**What is being asked:** Output the listing from its first line through the line containing "day-label: 23 (420, 293, 430, 302)", both ends included, as a Markdown table with the columns Row and Line. Number each row and leave out blank lines.

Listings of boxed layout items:
________________

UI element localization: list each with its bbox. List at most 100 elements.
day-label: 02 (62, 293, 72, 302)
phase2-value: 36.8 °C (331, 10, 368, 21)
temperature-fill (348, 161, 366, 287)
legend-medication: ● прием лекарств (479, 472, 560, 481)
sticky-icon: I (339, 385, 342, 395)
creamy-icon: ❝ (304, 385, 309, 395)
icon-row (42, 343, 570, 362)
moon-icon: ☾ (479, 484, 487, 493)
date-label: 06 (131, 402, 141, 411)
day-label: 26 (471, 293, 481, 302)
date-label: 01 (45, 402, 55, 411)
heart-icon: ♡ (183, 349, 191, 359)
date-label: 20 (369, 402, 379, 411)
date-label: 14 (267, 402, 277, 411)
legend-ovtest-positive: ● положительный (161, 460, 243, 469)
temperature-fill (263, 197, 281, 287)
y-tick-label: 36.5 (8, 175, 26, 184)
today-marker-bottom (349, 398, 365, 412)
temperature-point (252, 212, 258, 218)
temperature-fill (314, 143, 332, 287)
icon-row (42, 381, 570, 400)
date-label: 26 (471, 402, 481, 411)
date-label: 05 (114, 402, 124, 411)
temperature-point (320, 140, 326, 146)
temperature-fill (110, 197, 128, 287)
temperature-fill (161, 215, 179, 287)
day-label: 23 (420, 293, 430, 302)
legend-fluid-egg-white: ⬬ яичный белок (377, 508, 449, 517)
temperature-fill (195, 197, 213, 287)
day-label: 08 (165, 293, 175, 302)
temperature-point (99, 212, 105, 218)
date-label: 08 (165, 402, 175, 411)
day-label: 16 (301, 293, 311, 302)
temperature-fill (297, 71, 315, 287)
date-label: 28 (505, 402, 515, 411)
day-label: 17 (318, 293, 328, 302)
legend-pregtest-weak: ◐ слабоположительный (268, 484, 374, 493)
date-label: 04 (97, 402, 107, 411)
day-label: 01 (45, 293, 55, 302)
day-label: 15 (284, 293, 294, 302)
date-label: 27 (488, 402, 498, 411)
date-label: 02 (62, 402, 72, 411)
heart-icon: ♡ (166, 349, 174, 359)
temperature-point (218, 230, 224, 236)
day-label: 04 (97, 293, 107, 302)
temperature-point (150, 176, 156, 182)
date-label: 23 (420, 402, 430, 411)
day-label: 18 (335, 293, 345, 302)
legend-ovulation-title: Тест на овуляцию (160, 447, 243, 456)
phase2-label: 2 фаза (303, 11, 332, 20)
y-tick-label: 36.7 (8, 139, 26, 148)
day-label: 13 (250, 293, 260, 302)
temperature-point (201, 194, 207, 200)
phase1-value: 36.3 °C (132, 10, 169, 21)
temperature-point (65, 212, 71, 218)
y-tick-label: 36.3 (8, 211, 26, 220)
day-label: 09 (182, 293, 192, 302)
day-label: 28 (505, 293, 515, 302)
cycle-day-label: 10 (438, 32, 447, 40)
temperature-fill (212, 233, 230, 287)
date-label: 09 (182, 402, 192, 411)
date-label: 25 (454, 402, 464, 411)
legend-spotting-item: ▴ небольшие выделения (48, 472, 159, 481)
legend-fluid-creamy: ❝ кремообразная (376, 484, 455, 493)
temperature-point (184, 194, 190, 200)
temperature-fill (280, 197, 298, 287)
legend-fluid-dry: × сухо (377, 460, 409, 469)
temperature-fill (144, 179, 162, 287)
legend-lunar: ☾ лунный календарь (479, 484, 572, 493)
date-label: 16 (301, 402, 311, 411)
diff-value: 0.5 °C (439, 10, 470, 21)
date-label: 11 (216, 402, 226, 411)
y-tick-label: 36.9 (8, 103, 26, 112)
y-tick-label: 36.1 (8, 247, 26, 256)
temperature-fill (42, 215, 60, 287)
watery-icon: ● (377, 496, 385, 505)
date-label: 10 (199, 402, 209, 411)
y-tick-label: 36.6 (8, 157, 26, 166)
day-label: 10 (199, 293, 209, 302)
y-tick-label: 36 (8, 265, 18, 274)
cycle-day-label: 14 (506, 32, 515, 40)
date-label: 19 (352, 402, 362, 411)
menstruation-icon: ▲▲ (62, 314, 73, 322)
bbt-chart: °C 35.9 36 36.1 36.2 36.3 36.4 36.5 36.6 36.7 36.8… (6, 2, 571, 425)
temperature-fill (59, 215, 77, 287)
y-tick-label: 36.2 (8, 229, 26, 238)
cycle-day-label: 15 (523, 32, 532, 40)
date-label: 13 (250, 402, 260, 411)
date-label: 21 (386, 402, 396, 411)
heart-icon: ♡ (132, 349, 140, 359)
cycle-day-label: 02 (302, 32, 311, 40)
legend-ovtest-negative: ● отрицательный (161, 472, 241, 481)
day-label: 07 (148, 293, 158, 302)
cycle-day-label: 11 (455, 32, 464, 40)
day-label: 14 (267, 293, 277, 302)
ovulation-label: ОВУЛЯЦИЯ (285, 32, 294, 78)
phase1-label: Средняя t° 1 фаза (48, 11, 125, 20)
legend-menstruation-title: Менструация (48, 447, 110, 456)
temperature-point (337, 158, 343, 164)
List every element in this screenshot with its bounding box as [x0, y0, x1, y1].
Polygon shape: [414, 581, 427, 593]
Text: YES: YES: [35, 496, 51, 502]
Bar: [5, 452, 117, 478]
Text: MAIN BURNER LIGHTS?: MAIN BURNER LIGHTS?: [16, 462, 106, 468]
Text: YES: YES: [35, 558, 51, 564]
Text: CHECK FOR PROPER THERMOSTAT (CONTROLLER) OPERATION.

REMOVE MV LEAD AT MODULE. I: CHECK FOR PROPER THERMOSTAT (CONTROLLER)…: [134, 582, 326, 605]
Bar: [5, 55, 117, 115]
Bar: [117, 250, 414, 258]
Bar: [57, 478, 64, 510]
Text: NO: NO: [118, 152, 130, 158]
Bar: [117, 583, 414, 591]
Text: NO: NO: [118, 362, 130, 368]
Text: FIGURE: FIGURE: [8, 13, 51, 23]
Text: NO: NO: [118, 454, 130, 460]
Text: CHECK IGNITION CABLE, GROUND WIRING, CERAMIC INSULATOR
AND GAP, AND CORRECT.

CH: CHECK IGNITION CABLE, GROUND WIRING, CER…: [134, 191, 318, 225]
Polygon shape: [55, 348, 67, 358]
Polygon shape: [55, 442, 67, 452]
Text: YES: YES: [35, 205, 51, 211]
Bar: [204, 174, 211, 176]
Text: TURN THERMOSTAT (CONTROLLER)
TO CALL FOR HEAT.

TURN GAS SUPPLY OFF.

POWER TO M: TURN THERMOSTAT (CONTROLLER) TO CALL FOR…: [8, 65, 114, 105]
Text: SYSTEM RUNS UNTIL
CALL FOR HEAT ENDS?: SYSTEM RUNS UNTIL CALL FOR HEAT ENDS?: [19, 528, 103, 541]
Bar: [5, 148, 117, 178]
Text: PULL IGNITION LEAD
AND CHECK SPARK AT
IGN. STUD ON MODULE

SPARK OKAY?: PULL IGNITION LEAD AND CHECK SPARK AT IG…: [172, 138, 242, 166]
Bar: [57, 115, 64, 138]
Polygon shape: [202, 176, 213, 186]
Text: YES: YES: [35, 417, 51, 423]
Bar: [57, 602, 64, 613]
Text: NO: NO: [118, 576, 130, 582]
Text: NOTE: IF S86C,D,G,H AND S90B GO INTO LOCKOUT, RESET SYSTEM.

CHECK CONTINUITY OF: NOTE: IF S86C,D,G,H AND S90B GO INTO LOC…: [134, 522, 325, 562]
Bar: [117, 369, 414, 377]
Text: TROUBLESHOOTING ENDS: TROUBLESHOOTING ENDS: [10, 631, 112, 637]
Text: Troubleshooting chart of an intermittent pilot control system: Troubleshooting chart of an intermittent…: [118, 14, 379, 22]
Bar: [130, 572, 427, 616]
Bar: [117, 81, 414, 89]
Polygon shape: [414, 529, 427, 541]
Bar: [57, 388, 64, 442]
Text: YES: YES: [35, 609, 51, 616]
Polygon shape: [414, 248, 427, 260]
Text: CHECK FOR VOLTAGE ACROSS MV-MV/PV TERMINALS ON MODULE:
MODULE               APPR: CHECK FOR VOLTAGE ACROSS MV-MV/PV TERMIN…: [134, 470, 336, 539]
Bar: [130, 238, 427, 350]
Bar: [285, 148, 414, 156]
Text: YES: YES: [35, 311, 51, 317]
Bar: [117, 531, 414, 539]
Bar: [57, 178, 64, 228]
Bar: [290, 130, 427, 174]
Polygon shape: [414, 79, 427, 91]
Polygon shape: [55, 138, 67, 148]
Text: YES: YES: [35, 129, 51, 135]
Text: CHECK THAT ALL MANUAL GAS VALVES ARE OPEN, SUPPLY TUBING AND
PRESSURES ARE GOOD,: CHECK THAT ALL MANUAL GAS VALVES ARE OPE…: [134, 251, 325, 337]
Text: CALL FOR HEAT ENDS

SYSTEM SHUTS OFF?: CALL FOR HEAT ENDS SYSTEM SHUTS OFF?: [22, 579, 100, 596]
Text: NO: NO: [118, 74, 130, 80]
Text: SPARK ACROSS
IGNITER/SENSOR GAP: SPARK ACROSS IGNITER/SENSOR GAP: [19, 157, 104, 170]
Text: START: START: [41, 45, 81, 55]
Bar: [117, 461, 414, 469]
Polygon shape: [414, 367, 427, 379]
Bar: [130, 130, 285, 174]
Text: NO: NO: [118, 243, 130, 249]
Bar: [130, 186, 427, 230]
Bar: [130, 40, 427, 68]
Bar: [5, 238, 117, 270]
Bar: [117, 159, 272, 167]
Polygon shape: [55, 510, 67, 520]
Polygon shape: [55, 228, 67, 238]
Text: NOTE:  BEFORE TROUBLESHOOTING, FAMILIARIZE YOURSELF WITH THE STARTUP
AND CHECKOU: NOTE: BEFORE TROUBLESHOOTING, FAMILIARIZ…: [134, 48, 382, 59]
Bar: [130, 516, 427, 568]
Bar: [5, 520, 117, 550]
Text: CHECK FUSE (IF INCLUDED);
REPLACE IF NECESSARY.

________________

**Response:**
| Row | Line |
|---|---|
| 1 | UI element localization: list each with its bbox. List at most 100 elements. |
| 2 | day-label: 02 (62, 293, 72, 302) |
| 3 | phase2-value: 36.8 °C (331, 10, 368, 21) |
| 4 | temperature-fill (348, 161, 366, 287) |
| 5 | legend-medication: ● прием лекарств (479, 472, 560, 481) |
| 6 | sticky-icon: I (339, 385, 342, 395) |
| 7 | creamy-icon: ❝ (304, 385, 309, 395) |
| 8 | icon-row (42, 343, 570, 362) |
| 9 | moon-icon: ☾ (479, 484, 487, 493) |
| 10 | date-label: 06 (131, 402, 141, 411) |
| 11 | day-label: 26 (471, 293, 481, 302) |
| 12 | date-label: 01 (45, 402, 55, 411) |
| 13 | heart-icon: ♡ (183, 349, 191, 359) |
| 14 | date-label: 20 (369, 402, 379, 411) |
| 15 | date-label: 14 (267, 402, 277, 411) |
| 16 | legend-ovtest-positive: ● положительный (161, 460, 243, 469) |
| 17 | temperature-fill (263, 197, 281, 287) |
| 18 | y-tick-label: 36.5 (8, 175, 26, 184) |
| 19 | today-marker-bottom (349, 398, 365, 412) |
| 20 | temperature-point (252, 212, 258, 218) |
| 21 | temperature-fill (314, 143, 332, 287) |
| 22 | icon-row (42, 381, 570, 400) |
| 23 | date-label: 26 (471, 402, 481, 411) |
| 24 | date-label: 05 (114, 402, 124, 411) |
| 25 | temperature-point (320, 140, 326, 146) |
| 26 | temperature-fill (110, 197, 128, 287) |
| 27 | temperature-fill (161, 215, 179, 287) |
| 28 | day-label: 23 (420, 293, 430, 302) |